PROVIDED TEXT |
"""

I had a weak Verizon 4G/LTE signal at the front of the bus so I tried calling Donn Barnes in Alvarado, Texas.  I got his voice mail and left a message indicating he could TXT message me back.  He did later and I replied that I would call him from Logansport a bit later.  Butch needed a 1/2″ x 1-1/2″ NPT male nipple so Linda and I drove to Logansport to buy one at Home Depot.  While we were there I called Donn and confirmed that he would be home this weekend and that we were still welcomed to visit and spend Saturday and Sunday at his place.  The timing looks like it will work out well as he has to work on Friday and Monday, so we will take our leave on Monday morning.

When we got back to the coach we had some pita chips with hummus while Linda prepared a green salad and started heating some lentil soup.  While we enjoyed the soup she reheated some pita bread and the leftover Koshary.  A small glass of Moscato went nicely with the meal.  After dinner we went in the house to visit with Butch and Fonda for a while and transfer some PDF files onto a flash drive for Butch.  We returned to our coach for the evening at 9 PM.  It was certainly an easier day for us than for Butch and Fonda, but we were tired nonetheless.

"""

Reproduce the entire travel account above word for word. The data that come after this travel account can be set aside.

SUPPLIED INFORMATION |

"""

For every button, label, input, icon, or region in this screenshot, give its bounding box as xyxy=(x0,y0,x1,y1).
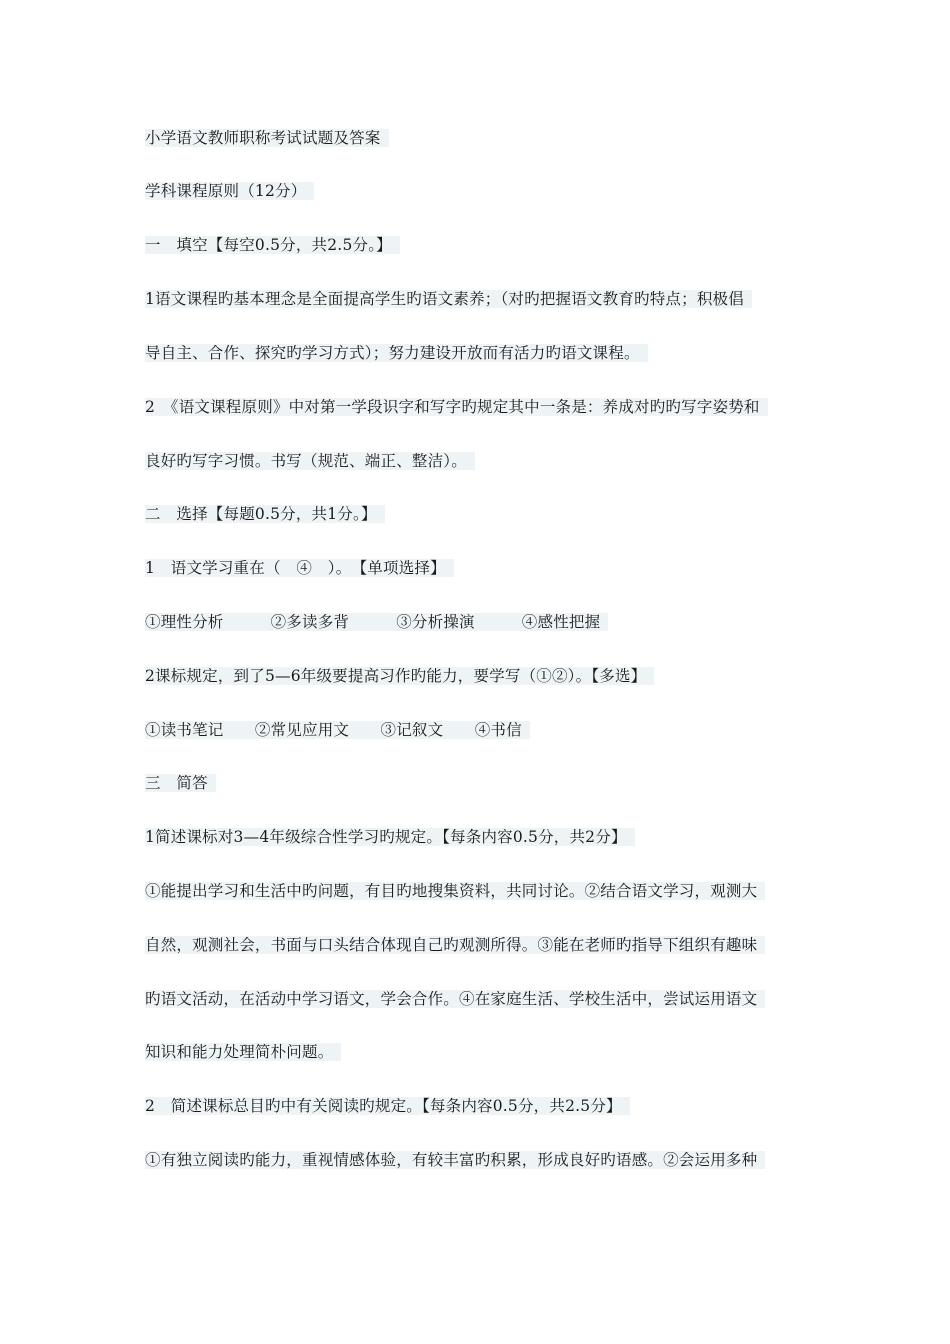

"""

SOLVED EXERCISE |
I had a weak Verizon 4G/LTE signal at the front of the bus so I tried calling Donn Barnes in Alvarado, Texas.  I got his voice mail and left a message indicating he could TXT message me back.  He did later and I replied that I would call him from Logansport a bit later.  Butch needed a 1/2″ x 1-1/2″ NPT male nipple so Linda and I drove to Logansport to buy one at Home Depot.  While we were there I called Donn and confirmed that he would be home this weekend and that we were still welcomed to visit and spend Saturday and Sunday at his place.  The timing looks like it will work out well as he has to work on Friday and Monday, so we will take our leave on Monday morning.

When we got back to the coach we had some pita chips with hummus while Linda prepared a green salad and started heating some lentil soup.  While we enjoyed the soup she reheated some pita bread and the leftover Koshary.  A small glass of Moscato went nicely with the meal.  After dinner we went in the house to visit with Butch and Fonda for a while and transfer some PDF files onto a flash drive for Butch.  We returned to our coach for the evening at 9 PM.  It was certainly an easier day for us than for Butch and Fonda, but we were tired nonetheless.